GIVEN REQUEST
Every line below that holds the string "crops" should be copied out.

--- Start PROVIDED MATERIAL ---

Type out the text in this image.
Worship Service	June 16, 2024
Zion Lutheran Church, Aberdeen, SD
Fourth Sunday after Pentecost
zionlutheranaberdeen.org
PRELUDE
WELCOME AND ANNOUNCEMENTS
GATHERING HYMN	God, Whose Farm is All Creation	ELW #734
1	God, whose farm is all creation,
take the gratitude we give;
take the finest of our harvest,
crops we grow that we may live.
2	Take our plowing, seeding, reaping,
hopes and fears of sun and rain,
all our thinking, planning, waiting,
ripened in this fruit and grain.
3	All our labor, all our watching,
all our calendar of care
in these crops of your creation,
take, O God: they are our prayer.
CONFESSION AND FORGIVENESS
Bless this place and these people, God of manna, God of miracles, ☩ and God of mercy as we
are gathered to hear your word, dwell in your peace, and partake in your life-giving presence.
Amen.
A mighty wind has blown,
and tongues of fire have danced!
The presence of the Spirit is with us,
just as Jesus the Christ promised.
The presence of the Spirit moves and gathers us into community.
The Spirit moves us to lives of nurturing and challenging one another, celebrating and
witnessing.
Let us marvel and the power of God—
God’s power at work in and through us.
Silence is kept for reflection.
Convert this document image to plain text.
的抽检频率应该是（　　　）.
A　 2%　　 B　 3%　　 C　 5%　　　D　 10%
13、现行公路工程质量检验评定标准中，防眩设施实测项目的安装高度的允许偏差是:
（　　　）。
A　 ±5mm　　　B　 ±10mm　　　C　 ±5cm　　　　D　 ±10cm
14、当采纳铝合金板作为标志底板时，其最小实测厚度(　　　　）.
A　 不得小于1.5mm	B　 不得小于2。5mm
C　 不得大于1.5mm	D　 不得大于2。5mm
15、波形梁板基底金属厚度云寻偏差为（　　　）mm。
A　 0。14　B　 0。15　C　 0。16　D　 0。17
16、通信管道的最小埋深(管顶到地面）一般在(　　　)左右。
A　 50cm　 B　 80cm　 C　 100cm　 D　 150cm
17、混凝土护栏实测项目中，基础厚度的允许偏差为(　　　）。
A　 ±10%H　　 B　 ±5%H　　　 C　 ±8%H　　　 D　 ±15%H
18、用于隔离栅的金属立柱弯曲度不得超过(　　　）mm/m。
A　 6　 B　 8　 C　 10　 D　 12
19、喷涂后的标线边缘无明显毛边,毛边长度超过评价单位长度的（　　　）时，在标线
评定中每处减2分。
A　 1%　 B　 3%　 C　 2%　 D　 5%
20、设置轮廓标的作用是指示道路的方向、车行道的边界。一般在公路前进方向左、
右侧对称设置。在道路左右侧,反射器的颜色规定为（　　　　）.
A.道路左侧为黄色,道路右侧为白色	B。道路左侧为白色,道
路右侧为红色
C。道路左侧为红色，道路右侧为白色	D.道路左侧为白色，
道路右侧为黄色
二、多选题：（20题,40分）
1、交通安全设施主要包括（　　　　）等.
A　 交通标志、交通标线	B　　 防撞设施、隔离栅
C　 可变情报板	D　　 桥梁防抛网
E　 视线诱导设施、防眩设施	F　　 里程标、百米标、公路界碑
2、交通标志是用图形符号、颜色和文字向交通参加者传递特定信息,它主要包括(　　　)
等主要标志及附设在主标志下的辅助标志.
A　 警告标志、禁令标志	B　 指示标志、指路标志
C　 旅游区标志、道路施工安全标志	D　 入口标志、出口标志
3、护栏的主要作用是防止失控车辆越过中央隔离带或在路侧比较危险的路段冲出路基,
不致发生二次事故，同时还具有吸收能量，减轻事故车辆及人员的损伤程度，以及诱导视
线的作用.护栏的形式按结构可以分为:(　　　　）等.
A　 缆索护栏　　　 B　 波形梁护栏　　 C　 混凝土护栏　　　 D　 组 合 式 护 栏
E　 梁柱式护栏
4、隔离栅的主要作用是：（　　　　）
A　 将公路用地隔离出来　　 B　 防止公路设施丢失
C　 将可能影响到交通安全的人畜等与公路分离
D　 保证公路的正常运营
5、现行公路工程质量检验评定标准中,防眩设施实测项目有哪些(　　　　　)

--- End PROVIDED MATERIAL ---

WRITTEN ANSWER
crops we grow that we may live.
in these crops of your creation,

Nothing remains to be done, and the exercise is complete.